• Problem to work on
Could you print every record below exactly as it appears?

Stored data

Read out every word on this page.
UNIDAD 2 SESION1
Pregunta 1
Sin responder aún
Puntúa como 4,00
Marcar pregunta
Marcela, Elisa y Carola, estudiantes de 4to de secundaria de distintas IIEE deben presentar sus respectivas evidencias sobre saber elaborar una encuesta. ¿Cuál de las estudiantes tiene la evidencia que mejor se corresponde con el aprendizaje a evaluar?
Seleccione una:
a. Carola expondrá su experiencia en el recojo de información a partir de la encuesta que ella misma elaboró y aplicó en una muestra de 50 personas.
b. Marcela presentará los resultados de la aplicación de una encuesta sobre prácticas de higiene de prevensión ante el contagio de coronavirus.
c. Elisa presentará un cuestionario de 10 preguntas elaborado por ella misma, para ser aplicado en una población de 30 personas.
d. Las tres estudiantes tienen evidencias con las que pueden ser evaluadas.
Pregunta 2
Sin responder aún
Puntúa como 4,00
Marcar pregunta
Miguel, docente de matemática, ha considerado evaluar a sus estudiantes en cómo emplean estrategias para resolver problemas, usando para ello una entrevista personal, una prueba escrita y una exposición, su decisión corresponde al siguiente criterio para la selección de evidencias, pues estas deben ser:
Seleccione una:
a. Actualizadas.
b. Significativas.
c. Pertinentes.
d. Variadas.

• Result
Read out every word on this page.
UNIDAD 2 SESION1
Pregunta 1
Sin responder aún
Puntúa como 4,00
Marcar pregunta
Marcela, Elisa y Carola, estudiantes de 4to de secundaria de distintas IIEE deben presentar sus respectivas evidencias sobre saber elaborar una encuesta. ¿Cuál de las estudiantes tiene la evidencia que mejor se corresponde con el aprendizaje a evaluar?
Seleccione una:
a. Carola expondrá su experiencia en el recojo de información a partir de la encuesta que ella misma elaboró y aplicó en una muestra de 50 personas.
b. Marcela presentará los resultados de la aplicación de una encuesta sobre prácticas de higiene de prevensión ante el contagio de coronavirus.
c. Elisa presentará un cuestionario de 10 preguntas elaborado por ella misma, para ser aplicado en una población de 30 personas.
d. Las tres estudiantes tienen evidencias con las que pueden ser evaluadas.
Pregunta 2
Sin responder aún
Puntúa como 4,00
Marcar pregunta
Miguel, docente de matemática, ha considerado evaluar a sus estudiantes en cómo emplean estrategias para resolver problemas, usando para ello una entrevista personal, una prueba escrita y una exposición, su decisión corresponde al siguiente criterio para la selección de evidencias, pues estas deben ser:
Seleccione una:
a. Actualizadas.
b. Significativas.
c. Pertinentes.
d. Variadas.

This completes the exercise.